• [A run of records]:
★ ★ ★ ★ ★
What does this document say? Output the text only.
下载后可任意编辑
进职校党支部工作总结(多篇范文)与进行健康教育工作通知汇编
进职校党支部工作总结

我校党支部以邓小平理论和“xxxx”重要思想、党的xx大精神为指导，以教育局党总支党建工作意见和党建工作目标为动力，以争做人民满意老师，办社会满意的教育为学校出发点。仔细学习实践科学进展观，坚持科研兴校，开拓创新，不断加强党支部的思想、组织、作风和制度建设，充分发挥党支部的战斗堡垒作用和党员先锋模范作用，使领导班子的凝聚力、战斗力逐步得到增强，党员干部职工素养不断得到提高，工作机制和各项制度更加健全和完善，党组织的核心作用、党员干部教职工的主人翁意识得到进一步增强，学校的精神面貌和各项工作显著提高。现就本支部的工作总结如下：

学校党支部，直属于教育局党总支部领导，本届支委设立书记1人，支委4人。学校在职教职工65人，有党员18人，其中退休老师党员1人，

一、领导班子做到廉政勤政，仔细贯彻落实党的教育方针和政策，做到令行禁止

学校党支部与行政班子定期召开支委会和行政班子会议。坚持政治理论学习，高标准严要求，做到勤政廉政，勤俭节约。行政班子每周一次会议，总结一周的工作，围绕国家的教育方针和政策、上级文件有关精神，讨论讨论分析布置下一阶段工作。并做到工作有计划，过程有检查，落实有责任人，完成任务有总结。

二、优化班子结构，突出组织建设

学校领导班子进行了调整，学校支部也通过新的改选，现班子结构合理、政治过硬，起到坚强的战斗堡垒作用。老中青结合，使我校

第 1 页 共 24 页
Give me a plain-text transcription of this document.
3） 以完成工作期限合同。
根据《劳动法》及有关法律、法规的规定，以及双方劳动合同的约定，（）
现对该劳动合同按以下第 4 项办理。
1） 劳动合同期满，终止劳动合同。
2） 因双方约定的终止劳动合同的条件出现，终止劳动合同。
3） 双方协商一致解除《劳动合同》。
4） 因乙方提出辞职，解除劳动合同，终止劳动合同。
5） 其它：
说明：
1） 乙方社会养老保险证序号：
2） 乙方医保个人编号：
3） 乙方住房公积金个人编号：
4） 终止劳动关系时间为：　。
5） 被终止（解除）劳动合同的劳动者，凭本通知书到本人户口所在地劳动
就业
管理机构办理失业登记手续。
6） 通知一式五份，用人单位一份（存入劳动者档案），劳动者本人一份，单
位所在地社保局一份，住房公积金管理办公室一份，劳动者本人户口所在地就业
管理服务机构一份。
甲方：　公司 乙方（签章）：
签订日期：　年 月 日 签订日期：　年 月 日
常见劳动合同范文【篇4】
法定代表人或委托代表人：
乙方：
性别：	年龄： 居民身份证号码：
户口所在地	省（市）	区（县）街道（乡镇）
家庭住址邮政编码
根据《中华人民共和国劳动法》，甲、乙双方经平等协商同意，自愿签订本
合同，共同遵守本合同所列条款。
★ ★ ★ ★ ★
• [Work to do]: Output the records above in their entirety, exactly.

• [Final answer]:
What does this document say? Output the text only.
下载后可任意编辑
进职校党支部工作总结(多篇范文)与进行健康教育工作通知汇编
进职校党支部工作总结

我校党支部以邓小平理论和“xxxx”重要思想、党的xx大精神为指导，以教育局党总支党建工作意见和党建工作目标为动力，以争做人民满意老师，办社会满意的教育为学校出发点。仔细学习实践科学进展观，坚持科研兴校，开拓创新，不断加强党支部的思想、组织、作风和制度建设，充分发挥党支部的战斗堡垒作用和党员先锋模范作用，使领导班子的凝聚力、战斗力逐步得到增强，党员干部职工素养不断得到提高，工作机制和各项制度更加健全和完善，党组织的核心作用、党员干部教职工的主人翁意识得到进一步增强，学校的精神面貌和各项工作显著提高。现就本支部的工作总结如下：

学校党支部，直属于教育局党总支部领导，本届支委设立书记1人，支委4人。学校在职教职工65人，有党员18人，其中退休老师党员1人，

一、领导班子做到廉政勤政，仔细贯彻落实党的教育方针和政策，做到令行禁止

学校党支部与行政班子定期召开支委会和行政班子会议。坚持政治理论学习，高标准严要求，做到勤政廉政，勤俭节约。行政班子每周一次会议，总结一周的工作，围绕国家的教育方针和政策、上级文件有关精神，讨论讨论分析布置下一阶段工作。并做到工作有计划，过程有检查，落实有责任人，完成任务有总结。

二、优化班子结构，突出组织建设

学校领导班子进行了调整，学校支部也通过新的改选，现班子结构合理、政治过硬，起到坚强的战斗堡垒作用。老中青结合，使我校

第 1 页 共 24 页
Give me a plain-text transcription of this document.
3） 以完成工作期限合同。
根据《劳动法》及有关法律、法规的规定，以及双方劳动合同的约定，（）
现对该劳动合同按以下第 4 项办理。
1） 劳动合同期满，终止劳动合同。
2） 因双方约定的终止劳动合同的条件出现，终止劳动合同。
3） 双方协商一致解除《劳动合同》。
4） 因乙方提出辞职，解除劳动合同，终止劳动合同。
5） 其它：
说明：
1） 乙方社会养老保险证序号：
2） 乙方医保个人编号：
3） 乙方住房公积金个人编号：
4） 终止劳动关系时间为：　。
5） 被终止（解除）劳动合同的劳动者，凭本通知书到本人户口所在地劳动
就业
管理机构办理失业登记手续。
6） 通知一式五份，用人单位一份（存入劳动者档案），劳动者本人一份，单
位所在地社保局一份，住房公积金管理办公室一份，劳动者本人户口所在地就业
管理服务机构一份。
甲方：　公司 乙方（签章）：
签订日期：　年 月 日 签订日期：　年 月 日
常见劳动合同范文【篇4】
法定代表人或委托代表人：
乙方：
性别：	年龄： 居民身份证号码：
户口所在地	省（市）	区（县）街道（乡镇）
家庭住址邮政编码
根据《中华人民共和国劳动法》，甲、乙双方经平等协商同意，自愿签订本
合同，共同遵守本合同所列条款。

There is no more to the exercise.